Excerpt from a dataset

● ● ● ●

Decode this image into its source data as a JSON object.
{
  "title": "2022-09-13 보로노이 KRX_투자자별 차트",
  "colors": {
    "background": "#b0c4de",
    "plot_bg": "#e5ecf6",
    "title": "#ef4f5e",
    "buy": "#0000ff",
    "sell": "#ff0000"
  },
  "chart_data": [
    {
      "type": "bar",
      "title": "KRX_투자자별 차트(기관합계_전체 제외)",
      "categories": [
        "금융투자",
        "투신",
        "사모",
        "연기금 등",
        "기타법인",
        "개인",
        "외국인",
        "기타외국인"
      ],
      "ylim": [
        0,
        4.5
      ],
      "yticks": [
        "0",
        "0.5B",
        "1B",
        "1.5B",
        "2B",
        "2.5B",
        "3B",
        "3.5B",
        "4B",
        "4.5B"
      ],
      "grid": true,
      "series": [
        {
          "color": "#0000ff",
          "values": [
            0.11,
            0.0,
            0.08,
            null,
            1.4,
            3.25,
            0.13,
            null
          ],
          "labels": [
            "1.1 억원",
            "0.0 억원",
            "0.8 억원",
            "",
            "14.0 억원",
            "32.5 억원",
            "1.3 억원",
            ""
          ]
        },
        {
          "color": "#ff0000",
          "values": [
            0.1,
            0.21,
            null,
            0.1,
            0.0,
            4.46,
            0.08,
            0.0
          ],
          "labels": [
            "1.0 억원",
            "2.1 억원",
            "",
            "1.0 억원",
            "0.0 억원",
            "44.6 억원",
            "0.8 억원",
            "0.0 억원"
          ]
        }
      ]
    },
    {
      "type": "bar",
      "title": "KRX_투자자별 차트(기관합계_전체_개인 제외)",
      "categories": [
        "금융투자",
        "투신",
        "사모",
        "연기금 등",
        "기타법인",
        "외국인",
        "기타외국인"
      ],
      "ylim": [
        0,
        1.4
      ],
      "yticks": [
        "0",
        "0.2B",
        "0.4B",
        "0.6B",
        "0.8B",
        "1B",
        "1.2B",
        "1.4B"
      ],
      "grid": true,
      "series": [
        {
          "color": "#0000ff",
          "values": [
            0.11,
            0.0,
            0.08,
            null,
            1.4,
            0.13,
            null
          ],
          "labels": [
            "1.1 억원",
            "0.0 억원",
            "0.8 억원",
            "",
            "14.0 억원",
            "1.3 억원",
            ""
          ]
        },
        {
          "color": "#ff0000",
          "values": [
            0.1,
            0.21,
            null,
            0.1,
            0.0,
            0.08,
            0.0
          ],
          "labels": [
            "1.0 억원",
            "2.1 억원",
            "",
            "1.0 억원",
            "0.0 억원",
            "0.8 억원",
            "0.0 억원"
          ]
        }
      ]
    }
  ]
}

● ● ● ●

**STATED TASK:** Repeat the material above in full, keeping every word.

**TASK OUTPUT:**
Decode this image into its source data as a JSON object.
{
  "title": "2022-09-13 보로노이 KRX_투자자별 차트",
  "colors": {
    "background": "#b0c4de",
    "plot_bg": "#e5ecf6",
    "title": "#ef4f5e",
    "buy": "#0000ff",
    "sell": "#ff0000"
  },
  "chart_data": [
    {
      "type": "bar",
      "title": "KRX_투자자별 차트(기관합계_전체 제외)",
      "categories": [
        "금융투자",
        "투신",
        "사모",
        "연기금 등",
        "기타법인",
        "개인",
        "외국인",
        "기타외국인"
      ],
      "ylim": [
        0,
        4.5
      ],
      "yticks": [
        "0",
        "0.5B",
        "1B",
        "1.5B",
        "2B",
        "2.5B",
        "3B",
        "3.5B",
        "4B",
        "4.5B"
      ],
      "grid": true,
      "series": [
        {
          "color": "#0000ff",
          "values": [
            0.11,
            0.0,
            0.08,
            null,
            1.4,
            3.25,
            0.13,
            null
          ],
          "labels": [
            "1.1 억원",
            "0.0 억원",
            "0.8 억원",
            "",
            "14.0 억원",
            "32.5 억원",
            "1.3 억원",
            ""
          ]
        },
        {
          "color": "#ff0000",
          "values": [
            0.1,
            0.21,
            null,
            0.1,
            0.0,
            4.46,
            0.08,
            0.0
          ],
          "labels": [
            "1.0 억원",
            "2.1 억원",
            "",
            "1.0 억원",
            "0.0 억원",
            "44.6 억원",
            "0.8 억원",
            "0.0 억원"
          ]
        }
      ]
    },
    {
      "type": "bar",
      "title": "KRX_투자자별 차트(기관합계_전체_개인 제외)",
      "categories": [
        "금융투자",
        "투신",
        "사모",
        "연기금 등",
        "기타법인",
        "외국인",
        "기타외국인"
      ],
      "ylim": [
        0,
        1.4
      ],
      "yticks": [
        "0",
        "0.2B",
        "0.4B",
        "0.6B",
        "0.8B",
        "1B",
        "1.2B",
        "1.4B"
      ],
      "grid": true,
      "series": [
        {
          "color": "#0000ff",
          "values": [
            0.11,
            0.0,
            0.08,
            null,
            1.4,
            0.13,
            null
          ],
          "labels": [
            "1.1 억원",
            "0.0 억원",
            "0.8 억원",
            "",
            "14.0 억원",
            "1.3 억원",
            ""
          ]
        },
        {
          "color": "#ff0000",
          "values": [
            0.1,
            0.21,
            null,
            0.1,
            0.0,
            0.08,
            0.0
          ],
          "labels": [
            "1.0 억원",
            "2.1 억원",
            "",
            "1.0 억원",
            "0.0 억원",
            "0.8 억원",
            "0.0 억원"
          ]
        }
      ]
    }
  ]
}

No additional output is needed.